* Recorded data
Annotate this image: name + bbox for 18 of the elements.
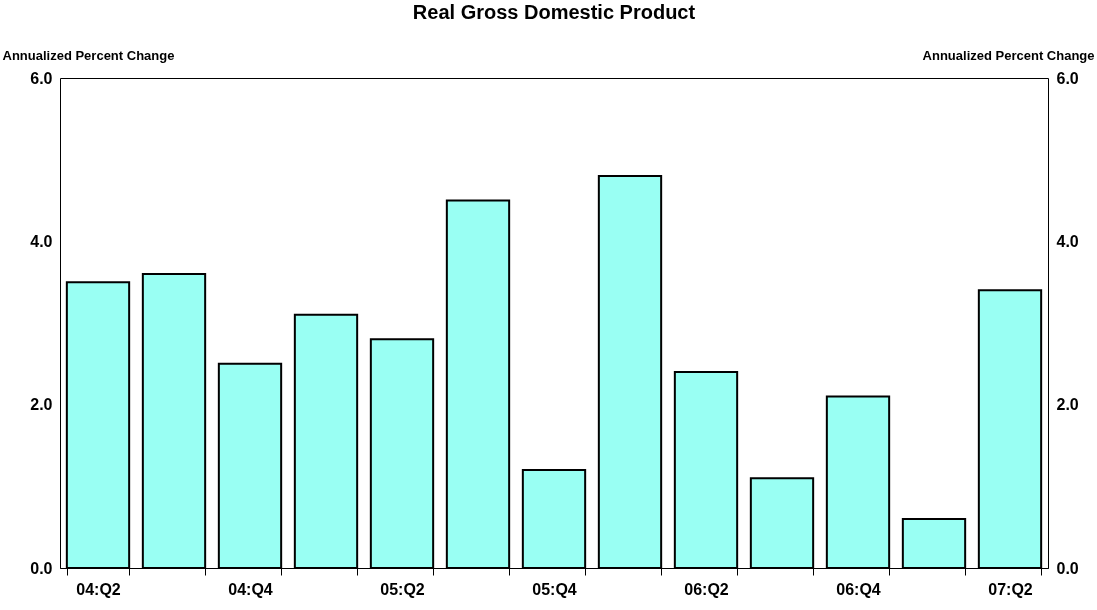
x-tick-label: 06:Q2 bbox=[684, 580, 729, 598]
x-tick-label: 05:Q2 bbox=[380, 580, 425, 598]
y2-tick-label: 6.0 bbox=[1056, 69, 1079, 87]
x-tick-label: 04:Q4 bbox=[228, 580, 273, 598]
y2-tick-label: 2.0 bbox=[1056, 396, 1079, 414]
y2-axis-title: Annualized Percent Change bbox=[922, 47, 1095, 63]
y-tick-label: 4.0 bbox=[30, 232, 53, 250]
y-tick-label: 0.0 bbox=[30, 559, 53, 577]
x-tick-label: 07:Q2 bbox=[988, 580, 1033, 598]
y-tick-label: 6.0 bbox=[30, 69, 53, 87]
y-tick-label: 2.0 bbox=[30, 396, 53, 414]
x-tick-label: 05:Q4 bbox=[532, 580, 577, 598]
x-tick-label: 06:Q4 bbox=[836, 580, 881, 598]
y-axis-title: Annualized Percent Change bbox=[2, 47, 175, 63]
y2-tick-label: 0.0 bbox=[1056, 559, 1079, 577]
chart-title: Real Gross Domestic Product bbox=[412, 1, 696, 23]
y2-tick-label: 4.0 bbox=[1056, 232, 1079, 250]
x-tick-label: 04:Q2 bbox=[76, 580, 121, 598]
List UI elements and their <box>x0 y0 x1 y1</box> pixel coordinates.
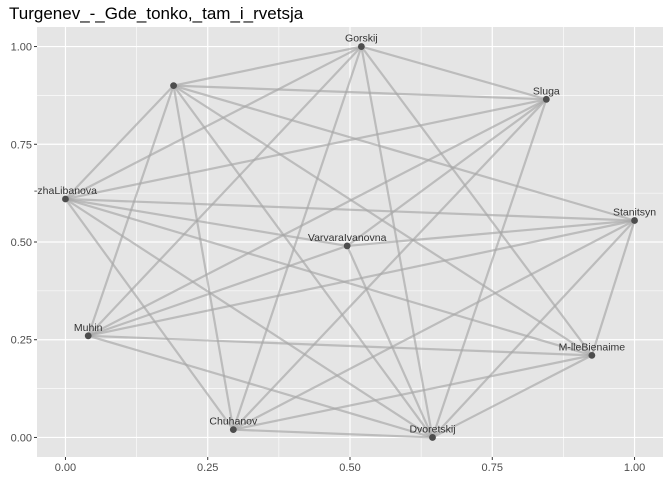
x-tick-label: 0.50 <box>339 462 360 474</box>
x-tick-label: 0.75 <box>482 462 503 474</box>
y-tick-label: 0.75 <box>11 139 32 151</box>
node-label: Stanitsyn <box>613 207 656 219</box>
network-node <box>170 82 177 90</box>
network-edge <box>172 84 636 222</box>
network-edge <box>431 98 548 439</box>
network-edge <box>64 197 434 439</box>
node-label: Muhin <box>74 322 103 334</box>
node-label: Chuhanov <box>209 416 258 428</box>
node-label: VarvaraIvanovna <box>308 232 387 244</box>
node-label: M-lleBienaime <box>559 341 626 353</box>
network-edge <box>232 354 593 431</box>
network-edge <box>64 197 593 357</box>
node-label: Gorskij <box>345 33 378 45</box>
network-edge <box>64 84 175 201</box>
network-edge <box>172 84 548 101</box>
network-edge <box>232 98 548 431</box>
y-tick-label: 0.50 <box>11 237 32 249</box>
x-tick-label: 1.00 <box>624 462 645 474</box>
network-edge <box>87 244 349 337</box>
network-edge <box>172 84 235 431</box>
network-edge <box>87 45 363 337</box>
x-tick-label: 0.25 <box>197 462 218 474</box>
node-label: Dvoretskij <box>409 423 455 435</box>
network-edge <box>360 45 548 101</box>
network-node <box>84 332 92 340</box>
network-edge <box>87 98 548 337</box>
network-edge <box>64 45 363 201</box>
network-edge <box>64 197 349 248</box>
network-node <box>588 351 596 359</box>
network-edge <box>346 219 636 248</box>
network-edge <box>431 354 593 439</box>
chart-title: Turgenev_-_Gde_tonko,_tam_i_rvetsja <box>9 4 304 23</box>
network-edge <box>172 45 363 87</box>
node-label: Sluga <box>533 85 560 97</box>
network-edge <box>232 428 434 439</box>
network-node <box>631 217 638 224</box>
network-node <box>542 95 550 103</box>
network-edge <box>87 334 593 357</box>
x-tick-label: 0.00 <box>55 462 76 474</box>
network-node <box>343 242 351 250</box>
network-edge <box>64 98 548 201</box>
network-node <box>229 426 237 434</box>
y-tick-label: 0.25 <box>11 335 32 347</box>
y-tick-label: 1.00 <box>11 42 32 54</box>
network-node <box>357 43 365 50</box>
network-edge <box>87 334 434 439</box>
network-node <box>429 434 436 441</box>
network-edge <box>64 197 636 222</box>
network-edge <box>232 219 636 431</box>
network-node <box>62 195 69 203</box>
network-edge <box>431 219 636 439</box>
network-edge <box>360 45 593 357</box>
network-edge <box>346 98 548 248</box>
node-label: -zhaLibanova <box>34 185 97 197</box>
network-edge <box>346 244 434 439</box>
network-edge <box>590 219 636 357</box>
y-tick-label: 0.00 <box>11 432 32 444</box>
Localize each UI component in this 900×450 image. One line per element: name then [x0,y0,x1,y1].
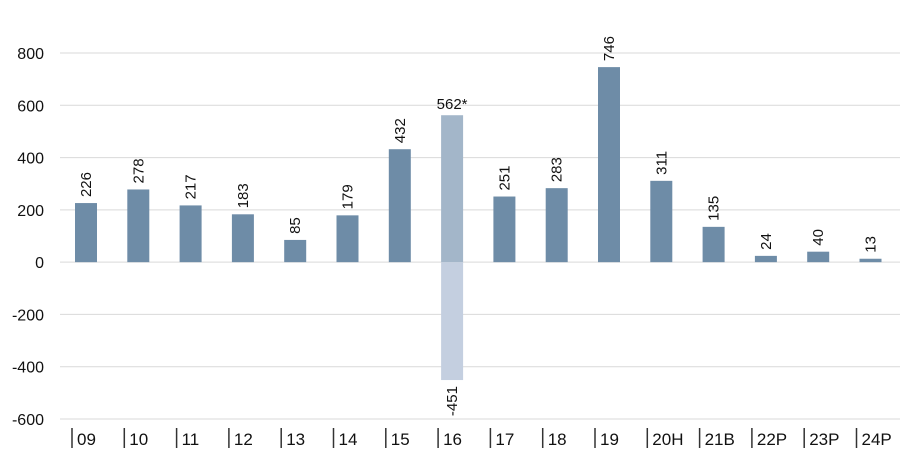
data-label-24p: 13 [863,236,880,253]
data-label-17: 251 [496,165,513,190]
bar-11 [179,205,202,263]
x-tick-label-14: 14 [339,430,358,449]
data-label-12: 183 [235,183,252,208]
bar-20h [650,180,673,263]
x-tick-label-23p: 23P [809,430,839,449]
data-label-18: 283 [549,157,566,182]
x-tick-label-16: 16 [443,430,462,449]
x-tick-label-15: 15 [391,430,410,449]
y-tick-label: 200 [17,203,44,220]
bars [75,67,882,381]
data-label-14: 179 [340,184,357,209]
bar-22p [754,255,777,263]
x-tick-label-13: 13 [286,430,305,449]
x-tick-label-24p: 24P [862,430,892,449]
x-tick-label-17: 17 [495,430,514,449]
bar-16 [441,115,464,263]
x-tick-label-10: 10 [129,430,148,449]
bar-13 [284,239,307,263]
y-tick-label: 600 [17,98,44,115]
x-axis-tick-labels: 09 10 11 12 13 14 15 16 17 18 19 20H 21B 22P 23P 24P [71,428,892,449]
bar-14 [336,215,359,263]
negative-bar-16 [441,262,464,381]
x-tick-label-22p: 22P [757,430,787,449]
data-label-09: 226 [78,172,95,197]
y-tick-label: 400 [17,151,44,168]
y-tick-label: -400 [12,360,44,377]
bar-24p [859,258,882,263]
y-tick-label: -600 [12,412,44,429]
data-label-11: 217 [183,174,200,199]
data-label-13: 85 [287,217,304,234]
x-tick-label-21b: 21B [705,430,735,449]
x-tick-label-18: 18 [548,430,567,449]
data-label-19: 746 [601,36,618,61]
y-axis-tick-labels: 800 600 400 200 0 -200 -400 -600 [12,46,44,429]
bar-12 [231,214,254,263]
data-label-16: 562* [437,96,468,113]
bar-10 [127,189,150,263]
negative-data-label-16: -451 [444,386,461,416]
x-tick-label-11: 11 [182,430,200,449]
bar-18 [545,188,568,263]
data-labels: 226 278 217 183 85 179 432 562* 251 283 746 311 135 2… [78,36,880,416]
bar-15 [388,149,411,263]
bar-19 [598,67,620,263]
data-label-10: 278 [130,158,147,183]
data-label-23p: 40 [810,229,827,246]
bar-17 [493,196,516,263]
data-label-21b: 135 [706,196,723,221]
x-tick-label-19: 19 [600,430,619,449]
x-tick-label-12: 12 [234,430,253,449]
y-tick-label: 800 [17,46,44,63]
bar-21b [702,226,725,263]
x-tick-label-09: 09 [77,430,96,449]
bar-23p [807,251,830,263]
x-tick-label-20h: 20H [652,430,683,449]
data-label-15: 432 [392,118,409,143]
bar-09 [75,203,97,263]
y-tick-label: -200 [12,307,44,324]
y-tick-label: 0 [35,255,44,272]
data-label-20h: 311 [653,151,670,175]
data-label-22p: 24 [758,233,775,250]
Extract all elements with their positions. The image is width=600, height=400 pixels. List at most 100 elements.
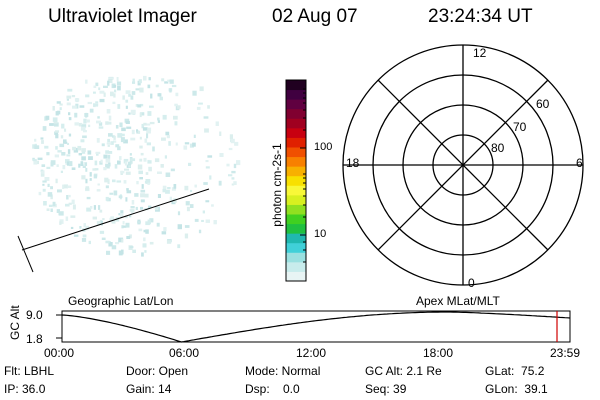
image-pixel [205, 166, 210, 169]
image-pixel [145, 229, 149, 234]
altitude-curve [61, 311, 571, 343]
image-pixel [101, 143, 105, 147]
image-pixel [108, 242, 113, 247]
image-pixel [148, 205, 152, 209]
image-pixel [144, 250, 147, 253]
image-pixel [94, 160, 98, 166]
image-pixel [71, 199, 75, 205]
image-pixel [100, 159, 103, 163]
image-pixel [34, 138, 37, 142]
image-pixel [54, 154, 59, 158]
image-pixel [147, 84, 151, 89]
image-pixel [169, 88, 172, 93]
image-pixel [71, 95, 76, 98]
image-pixel [115, 125, 119, 129]
image-pixel [79, 226, 82, 229]
image-pixel [101, 237, 106, 240]
image-pixel [50, 194, 53, 200]
image-pixel [134, 193, 139, 197]
image-pixel [194, 218, 199, 222]
image-pixel [131, 129, 135, 135]
image-pixel [198, 229, 202, 234]
image-pixel [113, 93, 116, 98]
image-pixel [143, 229, 147, 233]
image-pixel [52, 106, 55, 111]
image-pixel [59, 219, 64, 224]
image-pixel [74, 98, 80, 102]
image-pixel [117, 104, 121, 109]
polar-label-80: 80 [491, 141, 505, 155]
image-pixel [157, 171, 162, 174]
image-pixel [130, 109, 136, 115]
image-pixel [65, 203, 70, 207]
colorbar-cell [286, 99, 306, 110]
colorbar-tick-100: 100 [314, 141, 333, 153]
image-pixel [213, 220, 217, 225]
image-pixel [149, 218, 154, 223]
image-pixel [125, 197, 128, 202]
image-pixel [162, 185, 167, 191]
geo-grid-line [21, 188, 210, 251]
image-pixel [63, 139, 67, 144]
image-pixel [139, 158, 143, 162]
image-pixel [205, 160, 209, 163]
image-pixel [63, 184, 68, 189]
image-pixel [146, 142, 151, 146]
image-pixel [85, 167, 88, 172]
image-pixel [126, 236, 131, 239]
image-pixel [144, 180, 148, 184]
image-pixel [130, 158, 136, 162]
status-gc-alt: GC Alt: 2.1 Re [365, 364, 442, 378]
image-pixel [173, 184, 177, 189]
image-pixel [141, 123, 145, 129]
image-pixel [143, 75, 147, 81]
image-pixel [81, 156, 86, 161]
image-pixel [88, 240, 91, 245]
image-pixel [99, 90, 105, 94]
image-pixel [124, 118, 130, 123]
polar-plot [342, 44, 584, 286]
image-pixel [41, 170, 45, 174]
image-pixel [152, 146, 155, 152]
image-pixel [108, 77, 114, 80]
image-pixel [218, 180, 222, 186]
image-pixel [82, 164, 86, 168]
image-pixel [40, 137, 44, 140]
image-pixel [85, 186, 90, 191]
image-pixel [129, 209, 135, 212]
colorbar-cell [286, 204, 306, 215]
image-pixel [81, 238, 87, 242]
colorbar-cell [286, 233, 306, 244]
image-pixel [33, 161, 38, 165]
image-pixel [78, 122, 82, 127]
image-pixel [228, 147, 233, 151]
image-pixel [140, 152, 144, 156]
image-pixel [68, 194, 71, 198]
image-pixel [137, 221, 141, 224]
image-pixel [124, 161, 128, 166]
image-pixel [116, 77, 119, 82]
image-pixel [95, 82, 99, 87]
image-pixel [136, 181, 139, 185]
image-pixel [128, 214, 132, 218]
image-pixel [188, 162, 192, 166]
image-pixel [55, 146, 58, 150]
image-pixel [42, 188, 46, 192]
geo-grid-tick [17, 235, 34, 273]
image-pixel [86, 196, 91, 200]
image-pixel [154, 158, 160, 163]
image-pixel [98, 122, 103, 126]
image-pixel [140, 103, 144, 107]
image-pixel [117, 160, 121, 165]
image-pixel [139, 112, 142, 118]
image-pixel [50, 208, 53, 212]
image-pixel [109, 192, 114, 195]
image-pixel [128, 112, 131, 115]
image-pixel [92, 216, 97, 220]
image-pixel [123, 225, 127, 228]
status-filter: Flt: LBHL [4, 364, 55, 378]
image-pixel [198, 102, 203, 105]
image-pixel [95, 151, 101, 154]
image-pixel [32, 159, 37, 162]
image-pixel [147, 111, 152, 116]
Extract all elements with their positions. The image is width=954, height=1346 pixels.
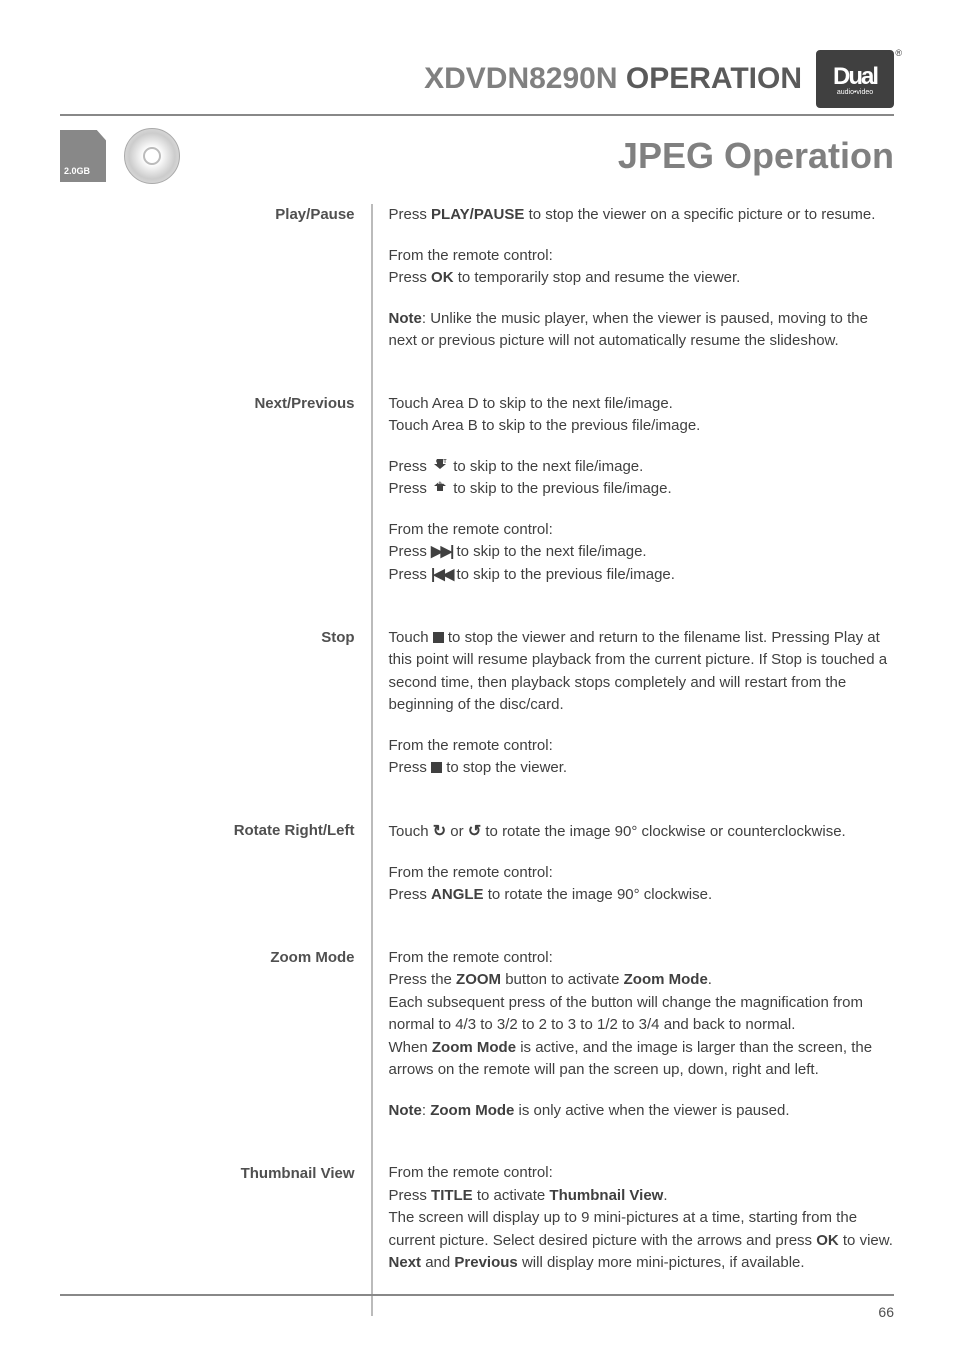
body-text: Touch ↻ or ↺ to rotate the image 90° clo… <box>389 820 894 844</box>
body-text: From the remote control:Press ANGLE to r… <box>389 862 894 907</box>
body-text: Press PLAY/PAUSE to stop the viewer on a… <box>389 204 894 227</box>
disc-icon <box>124 128 180 184</box>
content-table: Play/Pause Next/Previous Stop Rotate Right/… <box>84 204 894 1316</box>
row-label: Next/Previous <box>84 393 355 416</box>
body-text: Touch to stop the viewer and return to t… <box>389 627 894 717</box>
product-code: XDVDN8290N <box>424 62 617 95</box>
description-block: Touch Area D to skip to the next file/im… <box>389 393 894 627</box>
registered-mark: ® <box>895 48 902 58</box>
body-text: From the remote control:Press the ZOOM b… <box>389 947 894 1082</box>
row-label: Rotate Right/Left <box>84 820 355 843</box>
row-label: Play/Pause <box>84 204 355 227</box>
section-header: JPEG Operation <box>60 128 894 184</box>
label-block: Play/Pause <box>84 204 355 393</box>
descriptions-column: Press PLAY/PAUSE to stop the viewer on a… <box>371 204 894 1316</box>
media-icons <box>60 128 180 184</box>
body-text: Press OUT to skip to the next file/image… <box>389 456 894 501</box>
row-spacer <box>389 798 894 820</box>
row-label: Thumbnail View <box>84 1163 355 1186</box>
body-text: From the remote control:Press TITLE to a… <box>389 1162 894 1275</box>
row-spacer <box>389 605 894 627</box>
manual-page: XDVDN8290N OPERATION ® Dual audio•video … <box>0 0 954 1346</box>
row-spacer <box>389 1140 894 1162</box>
sd-card-icon <box>60 130 106 182</box>
footer-divider <box>60 1294 894 1296</box>
header-title: XDVDN8290N OPERATION <box>424 62 802 96</box>
svg-text:OUT: OUT <box>436 459 447 465</box>
page-header: XDVDN8290N OPERATION ® Dual audio•video <box>60 50 894 108</box>
description-block: Touch to stop the viewer and return to t… <box>389 627 894 820</box>
labels-column: Play/Pause Next/Previous Stop Rotate Right/… <box>84 204 371 1316</box>
body-text: Touch Area D to skip to the next file/im… <box>389 393 894 438</box>
description-block: From the remote control:Press TITLE to a… <box>389 1162 894 1315</box>
section-title: JPEG Operation <box>618 135 894 177</box>
header-divider <box>60 114 894 116</box>
body-text: From the remote control:Press OK to temp… <box>389 245 894 290</box>
row-spacer <box>389 1293 894 1315</box>
row-spacer <box>389 925 894 947</box>
svg-text:IN: IN <box>438 480 443 486</box>
row-label: Stop <box>84 627 355 650</box>
body-text: From the remote control:Press to stop th… <box>389 735 894 780</box>
body-text: Note: Unlike the music player, when the … <box>389 308 894 353</box>
description-block: Touch ↻ or ↺ to rotate the image 90° clo… <box>389 820 894 947</box>
logo-sub: audio•video <box>837 89 873 96</box>
row-label: Zoom Mode <box>84 947 355 970</box>
label-block: Zoom Mode <box>84 947 355 1163</box>
label-block: Next/Previous <box>84 393 355 627</box>
logo-main: Dual <box>833 63 877 91</box>
body-text: Note: Zoom Mode is only active when the … <box>389 1100 894 1123</box>
row-spacer <box>389 371 894 393</box>
label-block: Rotate Right/Left <box>84 820 355 947</box>
body-text: From the remote control:Press ▶▶| to ski… <box>389 519 894 587</box>
description-block: From the remote control:Press the ZOOM b… <box>389 947 894 1163</box>
brand-logo: ® Dual audio•video <box>816 50 894 108</box>
header-label: OPERATION <box>626 62 802 95</box>
label-block: Stop <box>84 627 355 820</box>
page-number: 66 <box>878 1304 894 1320</box>
description-block: Press PLAY/PAUSE to stop the viewer on a… <box>389 204 894 393</box>
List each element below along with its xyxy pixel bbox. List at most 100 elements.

* What the exercise asks
Output the lines of the material from the line with "image-pixel [205, 166, 210, 169]" to the line with "image-pixel [71, 199, 75, 205]", keeping both of those lines.

* Task result
image-pixel [205, 166, 210, 169]
image-pixel [145, 229, 149, 234]
altitude-curve [61, 311, 571, 343]
image-pixel [101, 143, 105, 147]
image-pixel [108, 242, 113, 247]
image-pixel [148, 205, 152, 209]
image-pixel [144, 250, 147, 253]
image-pixel [94, 160, 98, 166]
image-pixel [71, 199, 75, 205]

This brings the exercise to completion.